EXERCISE OBJECTIVE: Go through the data below and copy it exactly, skipping every picture.

DATA FOR THIS TASK:
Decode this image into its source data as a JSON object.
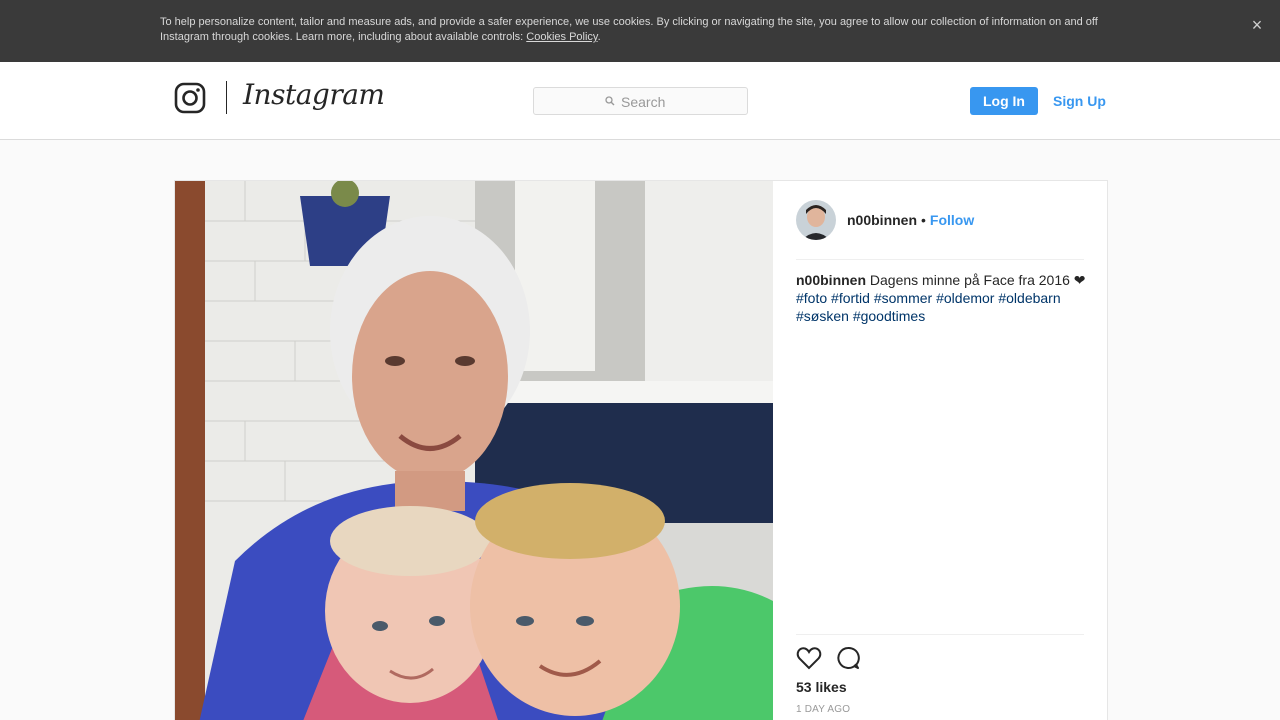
{
  "cookie_banner": {
    "text": "To help personalize content, tailor and measure ads, and provide a safer experience, we use cookies. By clicking or navigating the site, you agree to allow our collection of information on and off Instagram through cookies. Learn more, including about available controls: ",
    "link_label": "Cookies Policy",
    "trailing": ".",
    "close_symbol": "×"
  },
  "header": {
    "wordmark": "Instagram",
    "search_placeholder": "Search",
    "login_label": "Log In",
    "signup_label": "Sign Up"
  },
  "post": {
    "owner": "n00binnen",
    "separator": "•",
    "follow_label": "Follow",
    "caption": {
      "user": "n00binnen",
      "text": " Dagens minne på Face fra 2016 ❤ ",
      "tags": [
        "#foto",
        "#fortid",
        "#sommer",
        "#oldemor",
        "#oldebarn",
        "#søsken",
        "#goodtimes"
      ]
    },
    "likes": "53 likes",
    "time_ago": "1 DAY AGO"
  },
  "colors": {
    "accent": "#3897f0",
    "banner_bg": "#3a3a3a",
    "hashtag": "#003569"
  },
  "icons": [
    "instagram-glyph-icon",
    "search-icon",
    "close-icon",
    "heart-icon",
    "comment-icon"
  ]
}
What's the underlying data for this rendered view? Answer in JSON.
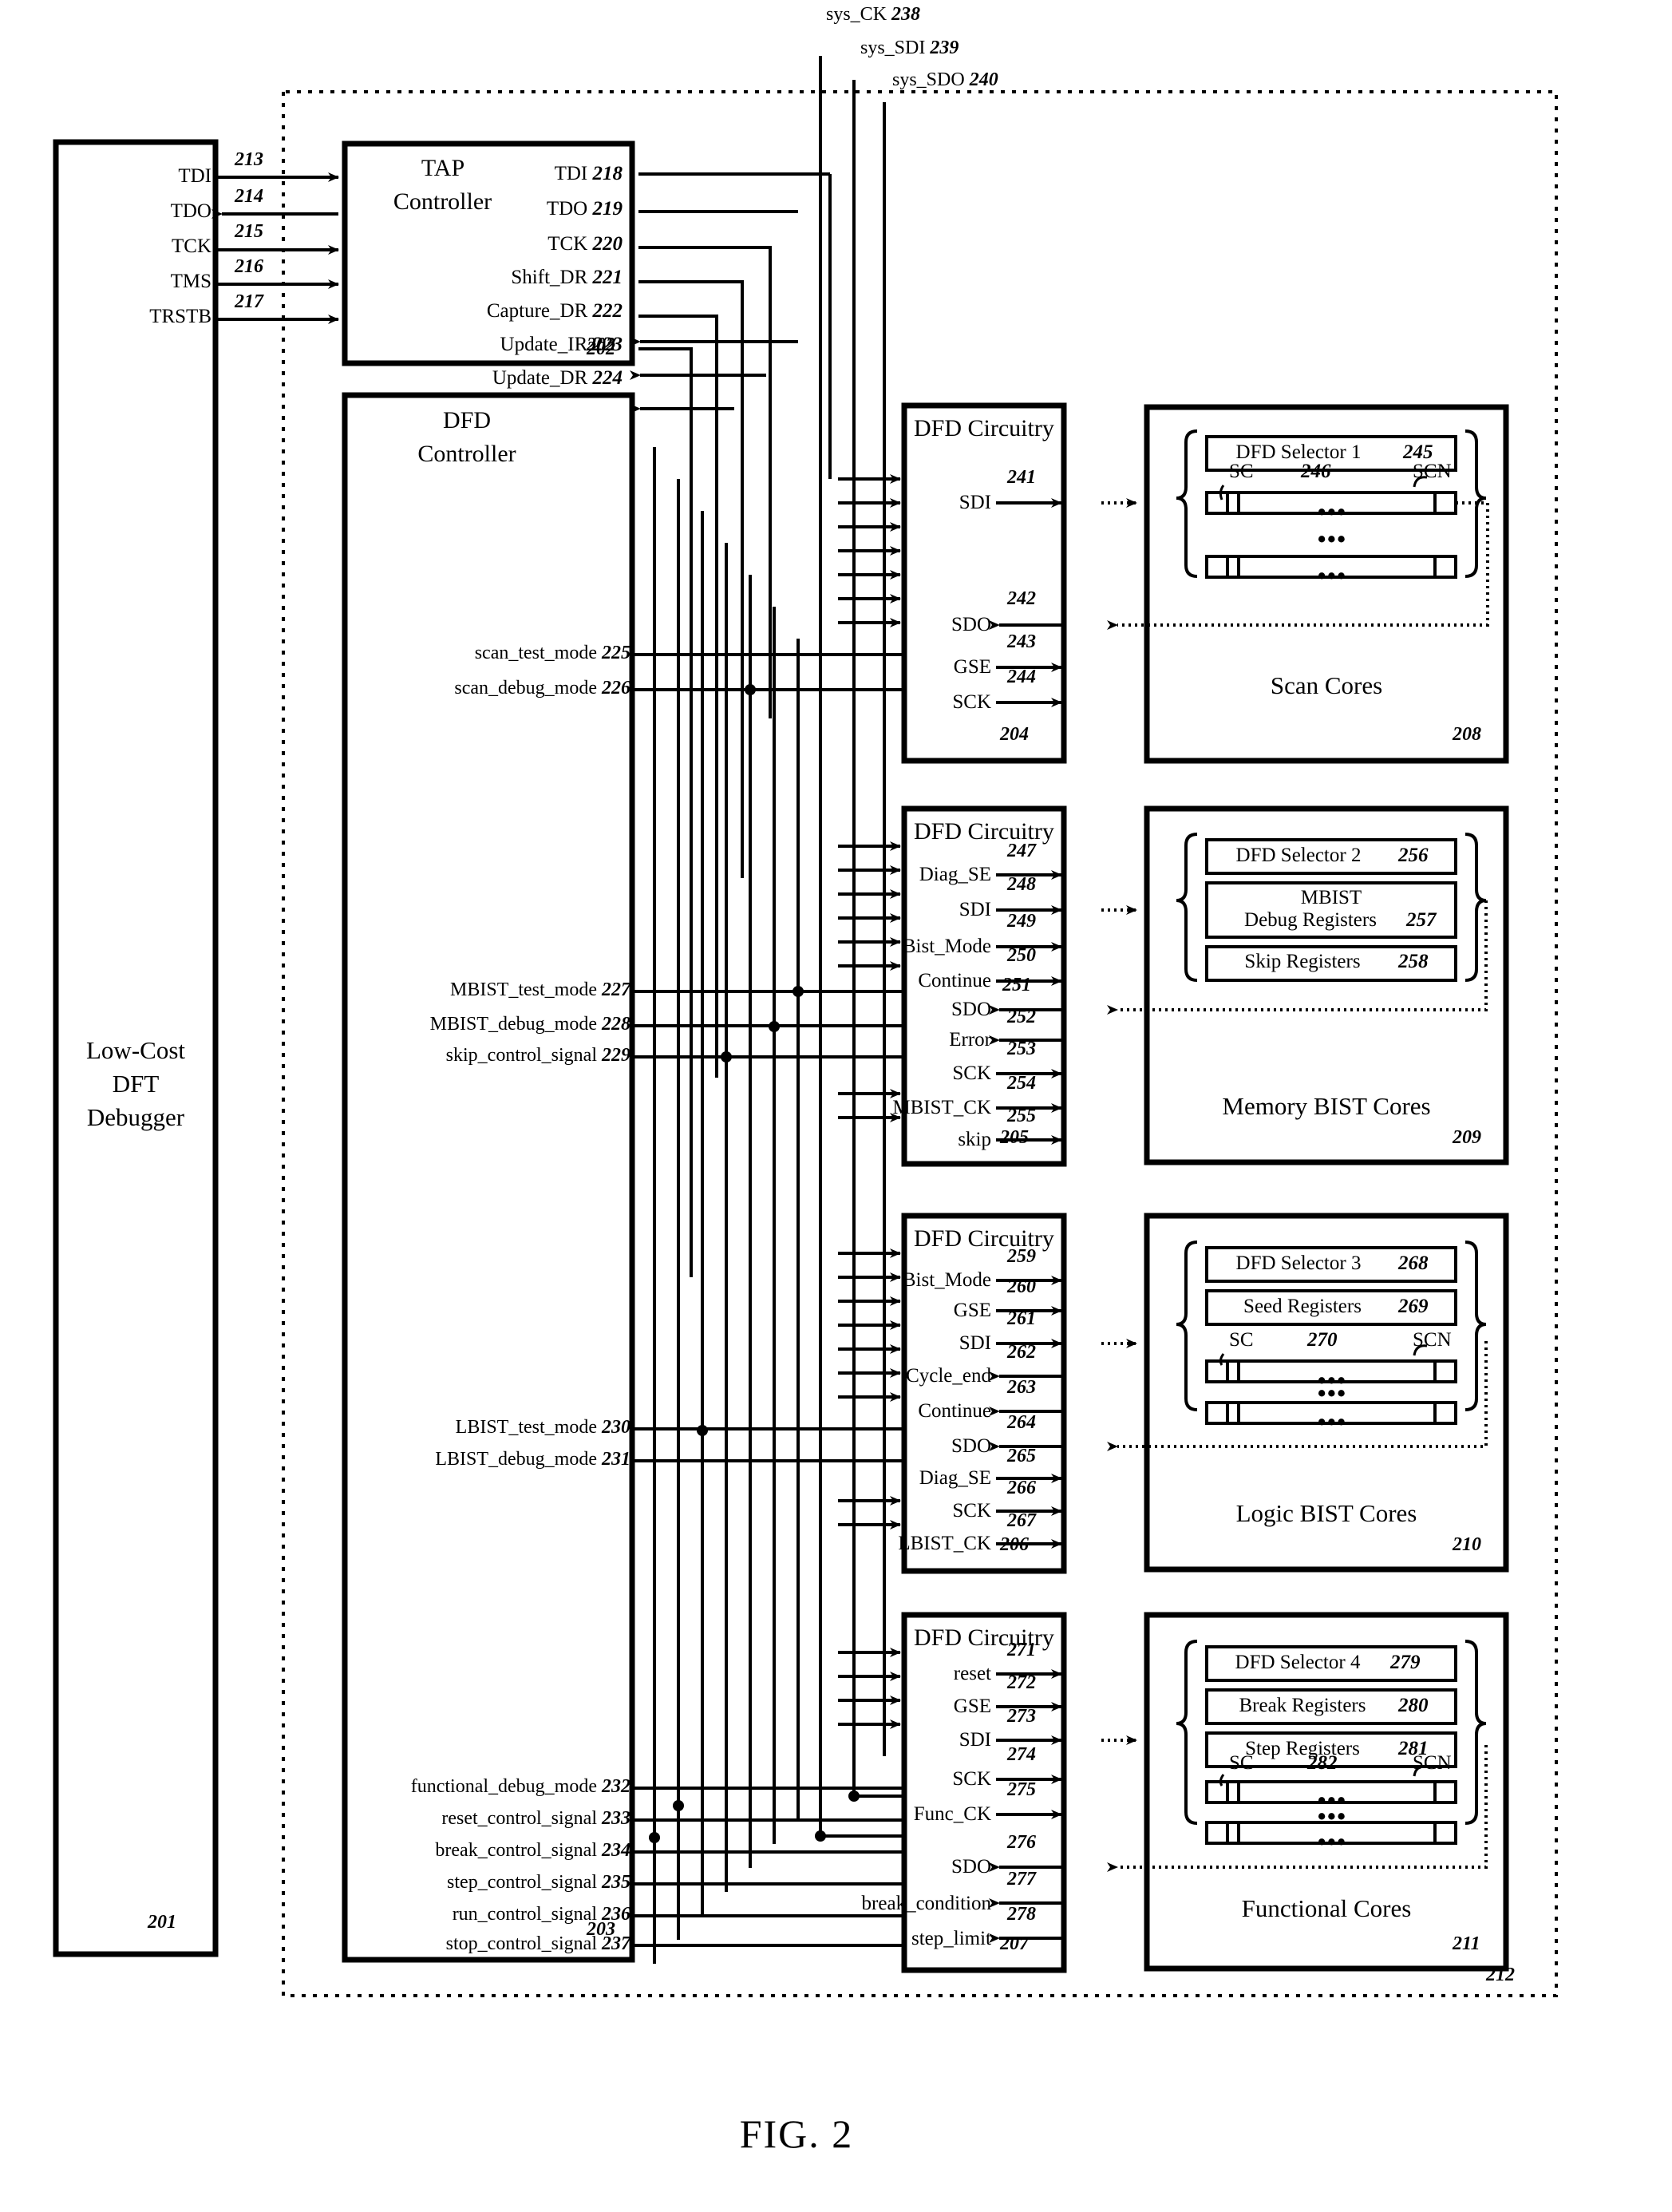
{
  "figure": {
    "caption": "FIG. 2"
  },
  "top_signals": [
    {
      "label": "sys_CK",
      "num": "238"
    },
    {
      "label": "sys_SDI",
      "num": "239"
    },
    {
      "label": "sys_SDO",
      "num": "240"
    }
  ],
  "debugger": {
    "title_lines": [
      "Low-Cost",
      "DFT",
      "Debugger"
    ],
    "num": "201",
    "ports": [
      {
        "label": "TDI",
        "num": "213"
      },
      {
        "label": "TDO",
        "num": "214"
      },
      {
        "label": "TCK",
        "num": "215"
      },
      {
        "label": "TMS",
        "num": "216"
      },
      {
        "label": "TRSTB",
        "num": "217"
      }
    ]
  },
  "tap_controller": {
    "title_lines": [
      "TAP",
      "Controller"
    ],
    "num": "202",
    "ports": [
      {
        "label": "TDI",
        "num": "218"
      },
      {
        "label": "TDO",
        "num": "219"
      },
      {
        "label": "TCK",
        "num": "220"
      },
      {
        "label": "Shift_DR",
        "num": "221"
      },
      {
        "label": "Capture_DR",
        "num": "222"
      },
      {
        "label": "Update_IR",
        "num": "223"
      },
      {
        "label": "Update_DR",
        "num": "224"
      }
    ]
  },
  "dfd_controller": {
    "title_lines": [
      "DFD",
      "Controller"
    ],
    "num": "203",
    "ports": [
      {
        "label": "scan_test_mode",
        "num": "225"
      },
      {
        "label": "scan_debug_mode",
        "num": "226"
      },
      {
        "label": "MBIST_test_mode",
        "num": "227"
      },
      {
        "label": "MBIST_debug_mode",
        "num": "228"
      },
      {
        "label": "skip_control_signal",
        "num": "229"
      },
      {
        "label": "LBIST_test_mode",
        "num": "230"
      },
      {
        "label": "LBIST_debug_mode",
        "num": "231"
      },
      {
        "label": "functional_debug_mode",
        "num": "232"
      },
      {
        "label": "reset_control_signal",
        "num": "233"
      },
      {
        "label": "break_control_signal",
        "num": "234"
      },
      {
        "label": "step_control_signal",
        "num": "235"
      },
      {
        "label": "run_control_signal",
        "num": "236"
      },
      {
        "label": "stop_control_signal",
        "num": "237"
      }
    ]
  },
  "groups": [
    {
      "circuitry": {
        "title": "DFD Circuitry",
        "num": "204",
        "ports": [
          {
            "label": "SDI",
            "num": "241",
            "dir": "out"
          },
          {
            "label": "SDO",
            "num": "242",
            "dir": "in"
          },
          {
            "label": "GSE",
            "num": "243",
            "dir": "out"
          },
          {
            "label": "SCK",
            "num": "244",
            "dir": "out"
          }
        ]
      },
      "cores": {
        "title": "Scan Cores",
        "num": "208",
        "selector": {
          "label": "DFD Selector 1",
          "num": "245"
        },
        "registers": [],
        "chain": {
          "sc": "SC",
          "num": "246",
          "scn": "SCN"
        }
      }
    },
    {
      "circuitry": {
        "title": "DFD Circuitry",
        "num": "205",
        "ports": [
          {
            "label": "Diag_SE",
            "num": "247",
            "dir": "out"
          },
          {
            "label": "SDI",
            "num": "248",
            "dir": "out"
          },
          {
            "label": "Bist_Mode",
            "num": "249",
            "dir": "out"
          },
          {
            "label": "Continue",
            "num": "250",
            "dir": "out"
          },
          {
            "label": "SDO",
            "num": "251",
            "dir": "in"
          },
          {
            "label": "Error",
            "num": "252",
            "dir": "in"
          },
          {
            "label": "SCK",
            "num": "253",
            "dir": "out"
          },
          {
            "label": "MBIST_CK",
            "num": "254",
            "dir": "out"
          },
          {
            "label": "skip",
            "num": "255",
            "dir": "out"
          }
        ]
      },
      "cores": {
        "title": "Memory BIST Cores",
        "num": "209",
        "selector": {
          "label": "DFD Selector 2",
          "num": "256"
        },
        "registers": [
          {
            "label": "MBIST\nDebug Registers",
            "num": "257"
          },
          {
            "label": "Skip Registers",
            "num": "258"
          }
        ],
        "chain": null
      }
    },
    {
      "circuitry": {
        "title": "DFD Circuitry",
        "num": "206",
        "ports": [
          {
            "label": "Bist_Mode",
            "num": "259",
            "dir": "out"
          },
          {
            "label": "GSE",
            "num": "260",
            "dir": "out"
          },
          {
            "label": "SDI",
            "num": "261",
            "dir": "out"
          },
          {
            "label": "Cycle_end",
            "num": "262",
            "dir": "in"
          },
          {
            "label": "Continue",
            "num": "263",
            "dir": "in"
          },
          {
            "label": "SDO",
            "num": "264",
            "dir": "in"
          },
          {
            "label": "Diag_SE",
            "num": "265",
            "dir": "out"
          },
          {
            "label": "SCK",
            "num": "266",
            "dir": "out"
          },
          {
            "label": "LBIST_CK",
            "num": "267",
            "dir": "out"
          }
        ]
      },
      "cores": {
        "title": "Logic BIST Cores",
        "num": "210",
        "selector": {
          "label": "DFD Selector 3",
          "num": "268"
        },
        "registers": [
          {
            "label": "Seed Registers",
            "num": "269"
          }
        ],
        "chain": {
          "sc": "SC",
          "num": "270",
          "scn": "SCN"
        }
      }
    },
    {
      "circuitry": {
        "title": "DFD Circuitry",
        "num": "207",
        "ports": [
          {
            "label": "reset",
            "num": "271",
            "dir": "out"
          },
          {
            "label": "GSE",
            "num": "272",
            "dir": "out"
          },
          {
            "label": "SDI",
            "num": "273",
            "dir": "out"
          },
          {
            "label": "SCK",
            "num": "274",
            "dir": "out"
          },
          {
            "label": "Func_CK",
            "num": "275",
            "dir": "out"
          },
          {
            "label": "SDO",
            "num": "276",
            "dir": "in"
          },
          {
            "label": "break_condition",
            "num": "277",
            "dir": "in"
          },
          {
            "label": "step_limit",
            "num": "278",
            "dir": "in"
          }
        ]
      },
      "cores": {
        "title": "Functional Cores",
        "num": "211",
        "selector": {
          "label": "DFD Selector 4",
          "num": "279"
        },
        "registers": [
          {
            "label": "Break Registers",
            "num": "280"
          },
          {
            "label": "Step Registers",
            "num": "281"
          }
        ],
        "chain": {
          "sc": "SC",
          "num": "282",
          "scn": "SCN"
        }
      }
    }
  ],
  "chip_boundary": {
    "num": "212"
  }
}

TASK ANSWER:
Decode this image into its source data as a JSON object.
{
  "cookie_banner": {
    "text": "To help personalize content, tailor and measure ads, and provide a safer experience, we use cookies. By clicking or navigating the site, you agree to allow our collection of information on and off Instagram through cookies. Learn more, including about available controls: ",
    "link_label": "Cookies Policy",
    "trailing": ".",
    "close_symbol": "×"
  },
  "header": {
    "wordmark": "Instagram",
    "search_placeholder": "Search",
    "login_label": "Log In",
    "signup_label": "Sign Up"
  },
  "post": {
    "owner": "n00binnen",
    "separator": "•",
    "follow_label": "Follow",
    "caption": {
      "user": "n00binnen",
      "text": " Dagens minne på Face fra 2016 ❤ ",
      "tags": [
        "#foto",
        "#fortid",
        "#sommer",
        "#oldemor",
        "#oldebarn",
        "#søsken",
        "#goodtimes"
      ]
    },
    "likes": "53 likes",
    "time_ago": "1 DAY AGO"
  },
  "colors": {
    "accent": "#3897f0",
    "banner_bg": "#3a3a3a",
    "hashtag": "#003569"
  },
  "icons": [
    "instagram-glyph-icon",
    "search-icon",
    "close-icon",
    "heart-icon",
    "comment-icon"
  ]
}
What's the underlying data for this rendered view? Answer in JSON.
{
  "figure": {
    "caption": "FIG. 2"
  },
  "top_signals": [
    {
      "label": "sys_CK",
      "num": "238"
    },
    {
      "label": "sys_SDI",
      "num": "239"
    },
    {
      "label": "sys_SDO",
      "num": "240"
    }
  ],
  "debugger": {
    "title_lines": [
      "Low-Cost",
      "DFT",
      "Debugger"
    ],
    "num": "201",
    "ports": [
      {
        "label": "TDI",
        "num": "213"
      },
      {
        "label": "TDO",
        "num": "214"
      },
      {
        "label": "TCK",
        "num": "215"
      },
      {
        "label": "TMS",
        "num": "216"
      },
      {
        "label": "TRSTB",
        "num": "217"
      }
    ]
  },
  "tap_controller": {
    "title_lines": [
      "TAP",
      "Controller"
    ],
    "num": "202",
    "ports": [
      {
        "label": "TDI",
        "num": "218"
      },
      {
        "label": "TDO",
        "num": "219"
      },
      {
        "label": "TCK",
        "num": "220"
      },
      {
        "label": "Shift_DR",
        "num": "221"
      },
      {
        "label": "Capture_DR",
        "num": "222"
      },
      {
        "label": "Update_IR",
        "num": "223"
      },
      {
        "label": "Update_DR",
        "num": "224"
      }
    ]
  },
  "dfd_controller": {
    "title_lines": [
      "DFD",
      "Controller"
    ],
    "num": "203",
    "ports": [
      {
        "label": "scan_test_mode",
        "num": "225"
      },
      {
        "label": "scan_debug_mode",
        "num": "226"
      },
      {
        "label": "MBIST_test_mode",
        "num": "227"
      },
      {
        "label": "MBIST_debug_mode",
        "num": "228"
      },
      {
        "label": "skip_control_signal",
        "num": "229"
      },
      {
        "label": "LBIST_test_mode",
        "num": "230"
      },
      {
        "label": "LBIST_debug_mode",
        "num": "231"
      },
      {
        "label": "functional_debug_mode",
        "num": "232"
      },
      {
        "label": "reset_control_signal",
        "num": "233"
      },
      {
        "label": "break_control_signal",
        "num": "234"
      },
      {
        "label": "step_control_signal",
        "num": "235"
      },
      {
        "label": "run_control_signal",
        "num": "236"
      },
      {
        "label": "stop_control_signal",
        "num": "237"
      }
    ]
  },
  "groups": [
    {
      "circuitry": {
        "title": "DFD Circuitry",
        "num": "204",
        "ports": [
          {
            "label": "SDI",
            "num": "241",
            "dir": "out"
          },
          {
            "label": "SDO",
            "num": "242",
            "dir": "in"
          },
          {
            "label": "GSE",
            "num": "243",
            "dir": "out"
          },
          {
            "label": "SCK",
            "num": "244",
            "dir": "out"
          }
        ]
      },
      "cores": {
        "title": "Scan Cores",
        "num": "208",
        "selector": {
          "label": "DFD Selector 1",
          "num": "245"
        },
        "registers": [],
        "chain": {
          "sc": "SC",
          "num": "246",
          "scn": "SCN"
        }
      }
    },
    {
      "circuitry": {
        "title": "DFD Circuitry",
        "num": "205",
        "ports": [
          {
            "label": "Diag_SE",
            "num": "247",
            "dir": "out"
          },
          {
            "label": "SDI",
            "num": "248",
            "dir": "out"
          },
          {
            "label": "Bist_Mode",
            "num": "249",
            "dir": "out"
          },
          {
            "label": "Continue",
            "num": "250",
            "dir": "out"
          },
          {
            "label": "SDO",
            "num": "251",
            "dir": "in"
          },
          {
            "label": "Error",
            "num": "252",
            "dir": "in"
          },
          {
            "label": "SCK",
            "num": "253",
            "dir": "out"
          },
          {
            "label": "MBIST_CK",
            "num": "254",
            "dir": "out"
          },
          {
            "label": "skip",
            "num": "255",
            "dir": "out"
          }
        ]
      },
      "cores": {
        "title": "Memory BIST Cores",
        "num": "209",
        "selector": {
          "label": "DFD Selector 2",
          "num": "256"
        },
        "registers": [
          {
            "label": "MBIST\nDebug Registers",
            "num": "257"
          },
          {
            "label": "Skip Registers",
            "num": "258"
          }
        ],
        "chain": null
      }
    },
    {
      "circuitry": {
        "title": "DFD Circuitry",
        "num": "206",
        "ports": [
          {
            "label": "Bist_Mode",
            "num": "259",
            "dir": "out"
          },
          {
            "label": "GSE",
            "num": "260",
            "dir": "out"
          },
          {
            "label": "SDI",
            "num": "261",
            "dir": "out"
          },
          {
            "label": "Cycle_end",
            "num": "262",
            "dir": "in"
          },
          {
            "label": "Continue",
            "num": "263",
            "dir": "in"
          },
          {
            "label": "SDO",
            "num": "264",
            "dir": "in"
          },
          {
            "label": "Diag_SE",
            "num": "265",
            "dir": "out"
          },
          {
            "label": "SCK",
            "num": "266",
            "dir": "out"
          },
          {
            "label": "LBIST_CK",
            "num": "267",
            "dir": "out"
          }
        ]
      },
      "cores": {
        "title": "Logic BIST Cores",
        "num": "210",
        "selector": {
          "label": "DFD Selector 3",
          "num": "268"
        },
        "registers": [
          {
            "label": "Seed Registers",
            "num": "269"
          }
        ],
        "chain": {
          "sc": "SC",
          "num": "270",
          "scn": "SCN"
        }
      }
    },
    {
      "circuitry": {
        "title": "DFD Circuitry",
        "num": "207",
        "ports": [
          {
            "label": "reset",
            "num": "271",
            "dir": "out"
          },
          {
            "label": "GSE",
            "num": "272",
            "dir": "out"
          },
          {
            "label": "SDI",
            "num": "273",
            "dir": "out"
          },
          {
            "label": "SCK",
            "num": "274",
            "dir": "out"
          },
          {
            "label": "Func_CK",
            "num": "275",
            "dir": "out"
          },
          {
            "label": "SDO",
            "num": "276",
            "dir": "in"
          },
          {
            "label": "break_condition",
            "num": "277",
            "dir": "in"
          },
          {
            "label": "step_limit",
            "num": "278",
            "dir": "in"
          }
        ]
      },
      "cores": {
        "title": "Functional Cores",
        "num": "211",
        "selector": {
          "label": "DFD Selector 4",
          "num": "279"
        },
        "registers": [
          {
            "label": "Break Registers",
            "num": "280"
          },
          {
            "label": "Step Registers",
            "num": "281"
          }
        ],
        "chain": {
          "sc": "SC",
          "num": "282",
          "scn": "SCN"
        }
      }
    }
  ],
  "chip_boundary": {
    "num": "212"
  }
}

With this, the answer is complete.